◆ Text passage:
In modern cybersecurity operations, detecting and visualizing suspicious activities in real time is critical. In this project, I developed a lightweight yet powerful Security Operations Center (SOC) dashboard that detects and visualizes brute-force login attempts in real-time using data from the Elastic Stack.

This project demonstrates how to integrate ElasticSearch, Winlogbeat, Node.js, and Chart.js into a complete end-to-end security monitoring solution.


Architecture Overview

The system is composed of four main components:

  • Winlogbeat: Collects Windows event logs

  • ElasticSearch: Stores and indexes log data

  • Node.js (Express API): Processes and exposes detection logic

  • Frontend Dashboard (Chart.js): Visualizes attack patterns


Data Flow

  1. Windows logs are collected via Winlogbeat

  2. Logs are shipped to ElasticSearch

  3. Node.js queries ElasticSearch using custom APIs

  4. The frontend fetches data and renders real-time charts


Detecting Failed Login Attempts (Event ID 4625)

Windows Event ID 4625 indicates a failed login attempt — a key signal for brute-force attacks.

Using ElasticSearch queries, I filtered logs with:

{
  "match": {
    "event.code": "4625"
  }
}

Building Detection APIs with Node.js

I developed multiple API endpoints using Express:

1. Failed Login Logs

Returns raw failed login events:

GET /api/logs/failed-login

2. Brute Force Detection (User-based)

Aggregates failed attempts per username:

GET /api/detect/bruteforce

This helps identify targeted accounts.

3. Top Attacker IPs

Aggregates failed login attempts by source IP:

GET /api/detect/top-ip

Includes filtering to exclude invalid IPs like "-".

4. Attack Timeline (Time-based Analysis)

◆ Recorded information:
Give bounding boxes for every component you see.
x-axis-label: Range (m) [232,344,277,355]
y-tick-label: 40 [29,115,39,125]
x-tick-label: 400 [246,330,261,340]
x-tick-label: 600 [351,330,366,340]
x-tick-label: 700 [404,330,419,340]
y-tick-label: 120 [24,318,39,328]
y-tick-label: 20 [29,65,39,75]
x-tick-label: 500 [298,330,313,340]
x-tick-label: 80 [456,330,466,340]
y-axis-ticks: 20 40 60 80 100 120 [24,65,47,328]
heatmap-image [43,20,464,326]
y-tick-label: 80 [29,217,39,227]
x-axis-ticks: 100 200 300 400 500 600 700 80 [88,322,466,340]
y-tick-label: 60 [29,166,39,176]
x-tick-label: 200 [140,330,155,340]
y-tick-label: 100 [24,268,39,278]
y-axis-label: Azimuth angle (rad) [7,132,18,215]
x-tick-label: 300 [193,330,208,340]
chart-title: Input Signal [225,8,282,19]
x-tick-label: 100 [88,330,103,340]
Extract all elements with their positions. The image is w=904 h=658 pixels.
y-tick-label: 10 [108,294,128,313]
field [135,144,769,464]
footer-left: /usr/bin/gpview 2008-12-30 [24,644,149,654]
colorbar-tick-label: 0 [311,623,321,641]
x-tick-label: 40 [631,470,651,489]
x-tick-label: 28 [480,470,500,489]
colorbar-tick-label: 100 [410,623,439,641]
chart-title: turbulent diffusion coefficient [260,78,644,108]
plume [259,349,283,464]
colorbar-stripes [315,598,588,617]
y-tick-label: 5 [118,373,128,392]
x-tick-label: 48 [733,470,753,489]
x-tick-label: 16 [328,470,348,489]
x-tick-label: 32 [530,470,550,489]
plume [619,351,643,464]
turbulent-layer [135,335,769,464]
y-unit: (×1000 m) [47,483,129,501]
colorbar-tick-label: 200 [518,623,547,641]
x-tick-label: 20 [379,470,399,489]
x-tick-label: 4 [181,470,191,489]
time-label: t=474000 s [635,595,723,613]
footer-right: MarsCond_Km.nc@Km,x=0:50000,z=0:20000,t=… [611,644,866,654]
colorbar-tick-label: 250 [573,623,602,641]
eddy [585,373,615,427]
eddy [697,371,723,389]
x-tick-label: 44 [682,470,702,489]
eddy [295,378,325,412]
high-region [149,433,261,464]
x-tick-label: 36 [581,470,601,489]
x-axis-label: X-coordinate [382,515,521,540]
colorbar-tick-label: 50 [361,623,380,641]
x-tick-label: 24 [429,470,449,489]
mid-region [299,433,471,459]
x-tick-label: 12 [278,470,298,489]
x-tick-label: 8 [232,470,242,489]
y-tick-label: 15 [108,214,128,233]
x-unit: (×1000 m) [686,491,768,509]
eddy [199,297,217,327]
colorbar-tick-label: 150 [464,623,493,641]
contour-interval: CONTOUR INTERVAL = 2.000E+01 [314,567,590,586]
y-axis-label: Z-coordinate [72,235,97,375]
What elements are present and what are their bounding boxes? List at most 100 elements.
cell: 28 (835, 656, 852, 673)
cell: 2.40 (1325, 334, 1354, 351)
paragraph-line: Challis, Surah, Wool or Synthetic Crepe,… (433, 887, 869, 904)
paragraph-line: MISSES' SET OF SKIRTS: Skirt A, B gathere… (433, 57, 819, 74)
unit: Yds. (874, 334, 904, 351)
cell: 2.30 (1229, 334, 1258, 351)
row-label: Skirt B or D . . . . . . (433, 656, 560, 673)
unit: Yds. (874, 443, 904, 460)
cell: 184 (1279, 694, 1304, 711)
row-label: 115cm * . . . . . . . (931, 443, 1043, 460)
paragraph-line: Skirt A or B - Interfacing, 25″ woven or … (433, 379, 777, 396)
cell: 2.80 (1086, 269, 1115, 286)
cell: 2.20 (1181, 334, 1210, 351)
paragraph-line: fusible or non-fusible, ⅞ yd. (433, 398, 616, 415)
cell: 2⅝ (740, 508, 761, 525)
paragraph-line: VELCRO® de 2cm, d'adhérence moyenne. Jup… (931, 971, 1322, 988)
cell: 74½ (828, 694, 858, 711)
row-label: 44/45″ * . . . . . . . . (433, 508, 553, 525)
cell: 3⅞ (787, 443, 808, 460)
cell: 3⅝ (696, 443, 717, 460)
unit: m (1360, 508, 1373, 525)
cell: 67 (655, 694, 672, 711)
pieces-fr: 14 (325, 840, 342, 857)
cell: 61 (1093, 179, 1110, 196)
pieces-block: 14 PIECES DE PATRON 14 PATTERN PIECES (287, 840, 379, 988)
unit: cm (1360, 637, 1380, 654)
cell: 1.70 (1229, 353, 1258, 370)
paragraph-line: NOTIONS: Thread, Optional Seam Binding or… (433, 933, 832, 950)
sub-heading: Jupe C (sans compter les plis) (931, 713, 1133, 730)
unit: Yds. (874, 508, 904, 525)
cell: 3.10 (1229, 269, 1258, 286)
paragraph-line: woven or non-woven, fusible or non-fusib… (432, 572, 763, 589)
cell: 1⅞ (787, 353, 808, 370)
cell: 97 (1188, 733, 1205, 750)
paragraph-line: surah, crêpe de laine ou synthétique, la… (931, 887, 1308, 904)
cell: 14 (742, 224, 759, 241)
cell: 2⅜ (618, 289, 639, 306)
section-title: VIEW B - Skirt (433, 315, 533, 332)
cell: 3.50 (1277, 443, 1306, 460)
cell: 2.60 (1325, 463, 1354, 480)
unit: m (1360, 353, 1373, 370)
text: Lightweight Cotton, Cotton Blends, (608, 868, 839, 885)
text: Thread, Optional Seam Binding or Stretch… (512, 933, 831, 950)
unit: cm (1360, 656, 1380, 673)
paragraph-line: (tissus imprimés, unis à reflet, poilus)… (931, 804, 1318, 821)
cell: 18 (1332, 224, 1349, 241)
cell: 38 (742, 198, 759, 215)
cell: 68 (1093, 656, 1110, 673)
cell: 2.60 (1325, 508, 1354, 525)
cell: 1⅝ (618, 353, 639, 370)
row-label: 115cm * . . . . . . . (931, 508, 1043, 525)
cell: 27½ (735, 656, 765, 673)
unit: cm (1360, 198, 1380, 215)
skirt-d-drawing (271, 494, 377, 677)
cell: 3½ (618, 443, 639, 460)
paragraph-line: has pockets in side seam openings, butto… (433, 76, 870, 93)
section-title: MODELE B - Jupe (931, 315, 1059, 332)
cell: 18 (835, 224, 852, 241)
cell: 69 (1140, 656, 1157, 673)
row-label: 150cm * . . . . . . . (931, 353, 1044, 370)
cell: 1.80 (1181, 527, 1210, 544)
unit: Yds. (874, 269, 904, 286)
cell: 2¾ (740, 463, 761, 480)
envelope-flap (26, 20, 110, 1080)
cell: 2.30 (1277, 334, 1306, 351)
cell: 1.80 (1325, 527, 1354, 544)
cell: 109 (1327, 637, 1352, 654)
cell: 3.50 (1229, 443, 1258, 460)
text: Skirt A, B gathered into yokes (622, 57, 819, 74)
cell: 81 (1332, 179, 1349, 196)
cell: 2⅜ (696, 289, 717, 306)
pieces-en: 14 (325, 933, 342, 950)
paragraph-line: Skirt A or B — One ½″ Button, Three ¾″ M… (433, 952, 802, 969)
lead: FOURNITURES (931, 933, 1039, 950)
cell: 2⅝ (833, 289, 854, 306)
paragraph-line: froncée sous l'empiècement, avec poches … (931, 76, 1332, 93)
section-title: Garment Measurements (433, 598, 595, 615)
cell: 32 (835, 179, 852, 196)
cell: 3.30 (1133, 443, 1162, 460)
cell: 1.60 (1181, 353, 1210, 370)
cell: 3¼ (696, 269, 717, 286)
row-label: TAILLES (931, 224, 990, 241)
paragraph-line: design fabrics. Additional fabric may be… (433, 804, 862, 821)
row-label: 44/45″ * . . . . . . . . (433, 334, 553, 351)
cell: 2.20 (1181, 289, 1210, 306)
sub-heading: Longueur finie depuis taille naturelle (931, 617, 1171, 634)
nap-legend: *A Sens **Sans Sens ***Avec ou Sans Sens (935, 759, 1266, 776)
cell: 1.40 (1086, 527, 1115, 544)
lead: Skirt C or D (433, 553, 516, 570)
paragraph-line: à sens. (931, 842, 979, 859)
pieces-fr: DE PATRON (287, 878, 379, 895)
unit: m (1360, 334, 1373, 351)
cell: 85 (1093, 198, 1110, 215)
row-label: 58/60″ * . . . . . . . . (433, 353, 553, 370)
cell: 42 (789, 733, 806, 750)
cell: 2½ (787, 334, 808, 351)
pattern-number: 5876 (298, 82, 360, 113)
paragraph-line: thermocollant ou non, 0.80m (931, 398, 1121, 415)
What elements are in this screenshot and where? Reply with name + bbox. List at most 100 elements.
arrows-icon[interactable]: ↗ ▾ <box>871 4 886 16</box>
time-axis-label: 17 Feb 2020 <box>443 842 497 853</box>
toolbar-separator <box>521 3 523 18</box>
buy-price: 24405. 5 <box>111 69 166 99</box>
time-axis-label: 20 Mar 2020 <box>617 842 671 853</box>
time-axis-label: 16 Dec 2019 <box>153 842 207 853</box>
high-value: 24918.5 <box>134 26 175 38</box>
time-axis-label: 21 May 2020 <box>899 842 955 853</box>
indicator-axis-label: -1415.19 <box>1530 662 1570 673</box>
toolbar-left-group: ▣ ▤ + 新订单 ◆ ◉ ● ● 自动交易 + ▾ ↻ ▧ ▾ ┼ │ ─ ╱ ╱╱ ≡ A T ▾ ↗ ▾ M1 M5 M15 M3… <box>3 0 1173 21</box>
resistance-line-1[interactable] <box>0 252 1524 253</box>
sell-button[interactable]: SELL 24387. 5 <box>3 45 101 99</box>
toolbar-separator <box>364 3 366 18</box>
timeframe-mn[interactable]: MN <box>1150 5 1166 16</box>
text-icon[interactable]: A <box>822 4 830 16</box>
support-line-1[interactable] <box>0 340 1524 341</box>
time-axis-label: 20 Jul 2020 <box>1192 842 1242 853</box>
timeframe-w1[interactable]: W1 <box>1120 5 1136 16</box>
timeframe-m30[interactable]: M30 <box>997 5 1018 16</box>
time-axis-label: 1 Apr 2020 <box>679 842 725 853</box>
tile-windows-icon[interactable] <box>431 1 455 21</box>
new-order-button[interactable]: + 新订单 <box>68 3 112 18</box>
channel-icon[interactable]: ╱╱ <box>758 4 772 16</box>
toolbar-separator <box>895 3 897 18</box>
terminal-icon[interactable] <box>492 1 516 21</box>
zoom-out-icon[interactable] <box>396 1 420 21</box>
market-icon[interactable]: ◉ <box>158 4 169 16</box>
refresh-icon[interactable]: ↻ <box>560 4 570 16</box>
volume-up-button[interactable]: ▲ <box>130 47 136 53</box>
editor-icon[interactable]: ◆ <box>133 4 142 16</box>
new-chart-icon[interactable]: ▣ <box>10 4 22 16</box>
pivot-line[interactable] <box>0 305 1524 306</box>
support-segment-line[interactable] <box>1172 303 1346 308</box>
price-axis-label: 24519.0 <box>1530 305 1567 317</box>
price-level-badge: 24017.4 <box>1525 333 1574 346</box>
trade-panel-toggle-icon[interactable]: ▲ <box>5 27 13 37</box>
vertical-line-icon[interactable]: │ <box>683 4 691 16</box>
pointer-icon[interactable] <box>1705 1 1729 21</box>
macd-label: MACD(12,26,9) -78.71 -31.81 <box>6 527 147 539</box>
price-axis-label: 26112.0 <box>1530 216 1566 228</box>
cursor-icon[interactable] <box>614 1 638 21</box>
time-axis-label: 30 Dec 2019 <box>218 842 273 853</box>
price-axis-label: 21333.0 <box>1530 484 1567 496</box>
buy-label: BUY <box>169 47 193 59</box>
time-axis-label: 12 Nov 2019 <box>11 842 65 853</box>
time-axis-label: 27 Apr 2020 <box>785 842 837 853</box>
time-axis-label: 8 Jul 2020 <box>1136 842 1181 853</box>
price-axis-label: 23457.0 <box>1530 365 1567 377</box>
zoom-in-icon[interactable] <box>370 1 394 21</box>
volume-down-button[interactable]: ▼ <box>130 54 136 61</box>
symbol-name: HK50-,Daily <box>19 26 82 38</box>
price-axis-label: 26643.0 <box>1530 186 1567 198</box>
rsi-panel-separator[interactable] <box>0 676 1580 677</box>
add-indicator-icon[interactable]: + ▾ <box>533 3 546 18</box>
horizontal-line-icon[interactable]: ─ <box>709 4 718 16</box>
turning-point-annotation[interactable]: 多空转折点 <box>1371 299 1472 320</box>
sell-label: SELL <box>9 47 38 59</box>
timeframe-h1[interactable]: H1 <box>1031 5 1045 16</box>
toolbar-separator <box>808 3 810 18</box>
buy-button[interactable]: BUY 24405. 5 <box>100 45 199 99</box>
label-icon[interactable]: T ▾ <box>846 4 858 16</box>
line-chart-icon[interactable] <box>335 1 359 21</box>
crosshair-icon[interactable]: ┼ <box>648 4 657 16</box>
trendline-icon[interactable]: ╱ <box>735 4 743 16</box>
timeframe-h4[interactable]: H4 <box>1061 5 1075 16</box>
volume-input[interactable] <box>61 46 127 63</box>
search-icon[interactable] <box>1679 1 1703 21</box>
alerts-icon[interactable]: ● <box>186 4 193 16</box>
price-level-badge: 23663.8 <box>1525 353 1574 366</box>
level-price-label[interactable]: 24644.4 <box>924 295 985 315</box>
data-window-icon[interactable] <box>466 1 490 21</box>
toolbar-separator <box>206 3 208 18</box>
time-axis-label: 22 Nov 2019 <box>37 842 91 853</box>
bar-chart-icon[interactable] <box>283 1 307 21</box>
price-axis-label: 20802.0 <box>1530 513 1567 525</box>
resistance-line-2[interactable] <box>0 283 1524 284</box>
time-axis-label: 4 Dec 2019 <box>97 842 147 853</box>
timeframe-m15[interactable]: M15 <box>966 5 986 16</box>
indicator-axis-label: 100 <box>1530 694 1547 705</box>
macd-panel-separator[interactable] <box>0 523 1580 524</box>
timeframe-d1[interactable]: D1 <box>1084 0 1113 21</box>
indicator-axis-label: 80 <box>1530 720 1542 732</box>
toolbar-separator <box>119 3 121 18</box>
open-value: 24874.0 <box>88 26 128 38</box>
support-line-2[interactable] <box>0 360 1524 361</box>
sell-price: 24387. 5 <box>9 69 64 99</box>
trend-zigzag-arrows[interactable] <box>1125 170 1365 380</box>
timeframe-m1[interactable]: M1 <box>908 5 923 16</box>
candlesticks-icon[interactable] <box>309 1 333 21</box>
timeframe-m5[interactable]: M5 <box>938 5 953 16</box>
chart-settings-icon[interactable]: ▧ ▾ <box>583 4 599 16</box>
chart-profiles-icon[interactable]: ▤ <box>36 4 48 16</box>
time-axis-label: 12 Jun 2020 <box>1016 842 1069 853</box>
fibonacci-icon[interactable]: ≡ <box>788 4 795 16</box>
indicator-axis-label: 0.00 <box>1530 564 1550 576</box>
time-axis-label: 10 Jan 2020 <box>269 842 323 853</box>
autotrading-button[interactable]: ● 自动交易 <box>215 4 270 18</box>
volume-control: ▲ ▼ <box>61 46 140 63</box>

◆ Questions to answer:
1. Rewrite the SOC dashboard write-up from "3. Node.js queries" up to and including "(Event ID 4625)", changing "frontend" to "dashboard".
2. Extend the write-up on the brute-force login dashboard, picking up after its final line.

◆ Task-by-task results:
1.
3. Node.js queries ElasticSearch using custom APIs

  4. The dashboard fetches data and renders real-time charts


Detecting Failed Login Attempts (Event ID 4625)

2.
Uses a date histogram aggregation:

GET /api/detect/timeline

This shows how attacks evolve.

Building the SOC Dashboard

The frontend dashboard is built using Chart.js and dynamically fetches data from the backend APIs.

Features:

  • Live list of brute-force alerts

  • Bar chart of top attacker IPs

  • Timeline chart of attack activity

All charts update automatically every few seconds, providing near real-time visibility.


Key Challenges & Lessons Learned

  • ❗ Handling missing or invalid fields (e.g., IP = "-")

  • ❗ Understanding ElasticSearch aggregations

  • ❗ Separating backend (Node.js) from frontend (Chart.js)

  • ❗ Debugging real-time data pipelines


Results

The final system provides:

  • Real-time detection of brute-force attacks

  • Visual insights into attacker behavior

  • A modular architecture ready for scaling


Conclusion

This project demonstrates how to build a practical SOC dashboard using open-source tools. By combining Elastic Stack with a custom Node.js backend and a modern frontend, we can create powerful security monitoring systems with minimal resources.

This is just the beginning of building real-world cybersecurity solutions.